*GIVEN TASK:* Transcribe each record below word for word.

*DATASET EXTRACT:*
---

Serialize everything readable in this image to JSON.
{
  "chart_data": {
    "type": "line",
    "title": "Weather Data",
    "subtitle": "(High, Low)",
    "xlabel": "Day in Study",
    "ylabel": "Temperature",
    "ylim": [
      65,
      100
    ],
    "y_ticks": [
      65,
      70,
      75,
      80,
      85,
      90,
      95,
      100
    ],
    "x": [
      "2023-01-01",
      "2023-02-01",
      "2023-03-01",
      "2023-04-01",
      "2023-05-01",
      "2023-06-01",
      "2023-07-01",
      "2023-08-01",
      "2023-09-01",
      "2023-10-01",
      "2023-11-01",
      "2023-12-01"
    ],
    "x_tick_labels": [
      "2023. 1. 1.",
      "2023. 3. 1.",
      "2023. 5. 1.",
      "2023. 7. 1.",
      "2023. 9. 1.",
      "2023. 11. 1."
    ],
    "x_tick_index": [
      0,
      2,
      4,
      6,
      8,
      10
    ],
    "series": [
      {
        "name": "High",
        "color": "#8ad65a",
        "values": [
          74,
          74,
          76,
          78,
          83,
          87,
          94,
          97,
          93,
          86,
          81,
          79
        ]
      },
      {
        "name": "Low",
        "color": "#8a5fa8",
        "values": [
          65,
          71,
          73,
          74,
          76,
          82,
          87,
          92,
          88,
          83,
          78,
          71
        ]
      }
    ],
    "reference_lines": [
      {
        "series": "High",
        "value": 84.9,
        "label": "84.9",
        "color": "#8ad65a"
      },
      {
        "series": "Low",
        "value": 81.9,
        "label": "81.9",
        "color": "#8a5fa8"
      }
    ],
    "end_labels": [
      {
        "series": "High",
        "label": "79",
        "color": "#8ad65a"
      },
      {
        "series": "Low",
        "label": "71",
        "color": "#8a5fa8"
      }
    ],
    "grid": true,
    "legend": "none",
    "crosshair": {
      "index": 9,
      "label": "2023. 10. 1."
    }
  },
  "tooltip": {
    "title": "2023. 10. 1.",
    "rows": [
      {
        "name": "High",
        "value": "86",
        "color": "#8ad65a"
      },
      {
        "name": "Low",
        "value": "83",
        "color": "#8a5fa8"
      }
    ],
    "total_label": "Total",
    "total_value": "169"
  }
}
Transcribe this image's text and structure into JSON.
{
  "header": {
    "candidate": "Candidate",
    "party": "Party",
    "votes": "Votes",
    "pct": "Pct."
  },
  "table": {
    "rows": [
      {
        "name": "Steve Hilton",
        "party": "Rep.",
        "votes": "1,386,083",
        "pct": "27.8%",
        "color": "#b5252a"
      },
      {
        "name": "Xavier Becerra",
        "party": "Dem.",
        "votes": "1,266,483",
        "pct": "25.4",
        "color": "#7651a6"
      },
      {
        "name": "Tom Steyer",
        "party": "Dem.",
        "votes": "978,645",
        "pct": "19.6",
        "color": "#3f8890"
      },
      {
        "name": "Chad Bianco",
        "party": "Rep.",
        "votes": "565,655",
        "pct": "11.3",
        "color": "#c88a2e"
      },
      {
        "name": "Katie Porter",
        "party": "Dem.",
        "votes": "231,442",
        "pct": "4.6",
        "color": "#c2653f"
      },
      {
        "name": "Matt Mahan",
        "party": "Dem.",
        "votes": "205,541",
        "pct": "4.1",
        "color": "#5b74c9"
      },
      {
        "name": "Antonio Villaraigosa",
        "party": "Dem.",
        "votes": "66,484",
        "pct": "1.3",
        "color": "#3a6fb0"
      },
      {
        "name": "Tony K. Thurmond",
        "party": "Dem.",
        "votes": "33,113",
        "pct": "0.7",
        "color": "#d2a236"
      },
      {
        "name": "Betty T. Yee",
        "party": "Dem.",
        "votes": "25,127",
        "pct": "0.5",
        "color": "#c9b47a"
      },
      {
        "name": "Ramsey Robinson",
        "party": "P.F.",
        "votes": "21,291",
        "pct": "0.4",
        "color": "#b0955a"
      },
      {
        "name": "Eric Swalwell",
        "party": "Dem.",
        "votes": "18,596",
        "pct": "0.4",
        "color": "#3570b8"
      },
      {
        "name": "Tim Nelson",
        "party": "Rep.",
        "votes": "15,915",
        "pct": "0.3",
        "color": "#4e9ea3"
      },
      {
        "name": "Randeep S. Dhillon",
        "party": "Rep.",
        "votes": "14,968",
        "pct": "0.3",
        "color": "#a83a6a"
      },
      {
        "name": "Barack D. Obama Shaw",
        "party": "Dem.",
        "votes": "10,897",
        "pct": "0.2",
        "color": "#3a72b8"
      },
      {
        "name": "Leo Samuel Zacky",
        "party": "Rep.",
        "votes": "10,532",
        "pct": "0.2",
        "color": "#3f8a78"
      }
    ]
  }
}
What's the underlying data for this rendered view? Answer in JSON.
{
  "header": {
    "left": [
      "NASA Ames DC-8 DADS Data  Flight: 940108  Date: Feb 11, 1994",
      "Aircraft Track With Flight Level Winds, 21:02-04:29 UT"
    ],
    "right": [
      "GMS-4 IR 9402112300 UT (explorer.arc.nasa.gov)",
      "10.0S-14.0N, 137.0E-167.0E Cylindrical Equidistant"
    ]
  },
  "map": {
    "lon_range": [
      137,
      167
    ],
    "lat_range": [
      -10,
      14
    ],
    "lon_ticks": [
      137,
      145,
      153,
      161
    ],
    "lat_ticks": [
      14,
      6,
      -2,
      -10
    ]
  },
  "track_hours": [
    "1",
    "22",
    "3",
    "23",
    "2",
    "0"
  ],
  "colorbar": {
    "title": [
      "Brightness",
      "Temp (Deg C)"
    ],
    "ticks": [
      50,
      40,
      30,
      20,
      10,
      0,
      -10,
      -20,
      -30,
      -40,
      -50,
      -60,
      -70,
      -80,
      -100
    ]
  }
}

---

*REPLY:*
Serialize everything readable in this image to JSON.
{
  "chart_data": {
    "type": "line",
    "title": "Weather Data",
    "subtitle": "(High, Low)",
    "xlabel": "Day in Study",
    "ylabel": "Temperature",
    "ylim": [
      65,
      100
    ],
    "y_ticks": [
      65,
      70,
      75,
      80,
      85,
      90,
      95,
      100
    ],
    "x": [
      "2023-01-01",
      "2023-02-01",
      "2023-03-01",
      "2023-04-01",
      "2023-05-01",
      "2023-06-01",
      "2023-07-01",
      "2023-08-01",
      "2023-09-01",
      "2023-10-01",
      "2023-11-01",
      "2023-12-01"
    ],
    "x_tick_labels": [
      "2023. 1. 1.",
      "2023. 3. 1.",
      "2023. 5. 1.",
      "2023. 7. 1.",
      "2023. 9. 1.",
      "2023. 11. 1."
    ],
    "x_tick_index": [
      0,
      2,
      4,
      6,
      8,
      10
    ],
    "series": [
      {
        "name": "High",
        "color": "#8ad65a",
        "values": [
          74,
          74,
          76,
          78,
          83,
          87,
          94,
          97,
          93,
          86,
          81,
          79
        ]
      },
      {
        "name": "Low",
        "color": "#8a5fa8",
        "values": [
          65,
          71,
          73,
          74,
          76,
          82,
          87,
          92,
          88,
          83,
          78,
          71
        ]
      }
    ],
    "reference_lines": [
      {
        "series": "High",
        "value": 84.9,
        "label": "84.9",
        "color": "#8ad65a"
      },
      {
        "series": "Low",
        "value": 81.9,
        "label": "81.9",
        "color": "#8a5fa8"
      }
    ],
    "end_labels": [
      {
        "series": "High",
        "label": "79",
        "color": "#8ad65a"
      },
      {
        "series": "Low",
        "label": "71",
        "color": "#8a5fa8"
      }
    ],
    "grid": true,
    "legend": "none",
    "crosshair": {
      "index": 9,
      "label": "2023. 10. 1."
    }
  },
  "tooltip": {
    "title": "2023. 10. 1.",
    "rows": [
      {
        "name": "High",
        "value": "86",
        "color": "#8ad65a"
      },
      {
        "name": "Low",
        "value": "83",
        "color": "#8a5fa8"
      }
    ],
    "total_label": "Total",
    "total_value": "169"
  }
}
Transcribe this image's text and structure into JSON.
{
  "header": {
    "candidate": "Candidate",
    "party": "Party",
    "votes": "Votes",
    "pct": "Pct."
  },
  "table": {
    "rows": [
      {
        "name": "Steve Hilton",
        "party": "Rep.",
        "votes": "1,386,083",
        "pct": "27.8%",
        "color": "#b5252a"
      },
      {
        "name": "Xavier Becerra",
        "party": "Dem.",
        "votes": "1,266,483",
        "pct": "25.4",
        "color": "#7651a6"
      },
      {
        "name": "Tom Steyer",
        "party": "Dem.",
        "votes": "978,645",
        "pct": "19.6",
        "color": "#3f8890"
      },
      {
        "name": "Chad Bianco",
        "party": "Rep.",
        "votes": "565,655",
        "pct": "11.3",
        "color": "#c88a2e"
      },
      {
        "name": "Katie Porter",
        "party": "Dem.",
        "votes": "231,442",
        "pct": "4.6",
        "color": "#c2653f"
      },
      {
        "name": "Matt Mahan",
        "party": "Dem.",
        "votes": "205,541",
        "pct": "4.1",
        "color": "#5b74c9"
      },
      {
        "name": "Antonio Villaraigosa",
        "party": "Dem.",
        "votes": "66,484",
        "pct": "1.3",
        "color": "#3a6fb0"
      },
      {
        "name": "Tony K. Thurmond",
        "party": "Dem.",
        "votes": "33,113",
        "pct": "0.7",
        "color": "#d2a236"
      },
      {
        "name": "Betty T. Yee",
        "party": "Dem.",
        "votes": "25,127",
        "pct": "0.5",
        "color": "#c9b47a"
      },
      {
        "name": "Ramsey Robinson",
        "party": "P.F.",
        "votes": "21,291",
        "pct": "0.4",
        "color": "#b0955a"
      },
      {
        "name": "Eric Swalwell",
        "party": "Dem.",
        "votes": "18,596",
        "pct": "0.4",
        "color": "#3570b8"
      },
      {
        "name": "Tim Nelson",
        "party": "Rep.",
        "votes": "15,915",
        "pct": "0.3",
        "color": "#4e9ea3"
      },
      {
        "name": "Randeep S. Dhillon",
        "party": "Rep.",
        "votes": "14,968",
        "pct": "0.3",
        "color": "#a83a6a"
      },
      {
        "name": "Barack D. Obama Shaw",
        "party": "Dem.",
        "votes": "10,897",
        "pct": "0.2",
        "color": "#3a72b8"
      },
      {
        "name": "Leo Samuel Zacky",
        "party": "Rep.",
        "votes": "10,532",
        "pct": "0.2",
        "color": "#3f8a78"
      }
    ]
  }
}
What's the underlying data for this rendered view? Answer in JSON.
{
  "header": {
    "left": [
      "NASA Ames DC-8 DADS Data  Flight: 940108  Date: Feb 11, 1994",
      "Aircraft Track With Flight Level Winds, 21:02-04:29 UT"
    ],
    "right": [
      "GMS-4 IR 9402112300 UT (explorer.arc.nasa.gov)",
      "10.0S-14.0N, 137.0E-167.0E Cylindrical Equidistant"
    ]
  },
  "map": {
    "lon_range": [
      137,
      167
    ],
    "lat_range": [
      -10,
      14
    ],
    "lon_ticks": [
      137,
      145,
      153,
      161
    ],
    "lat_ticks": [
      14,
      6,
      -2,
      -10
    ]
  },
  "track_hours": [
    "1",
    "22",
    "3",
    "23",
    "2",
    "0"
  ],
  "colorbar": {
    "title": [
      "Brightness",
      "Temp (Deg C)"
    ],
    "ticks": [
      50,
      40,
      30,
      20,
      10,
      0,
      -10,
      -20,
      -30,
      -40,
      -50,
      -60,
      -70,
      -80,
      -100
    ]
  }
}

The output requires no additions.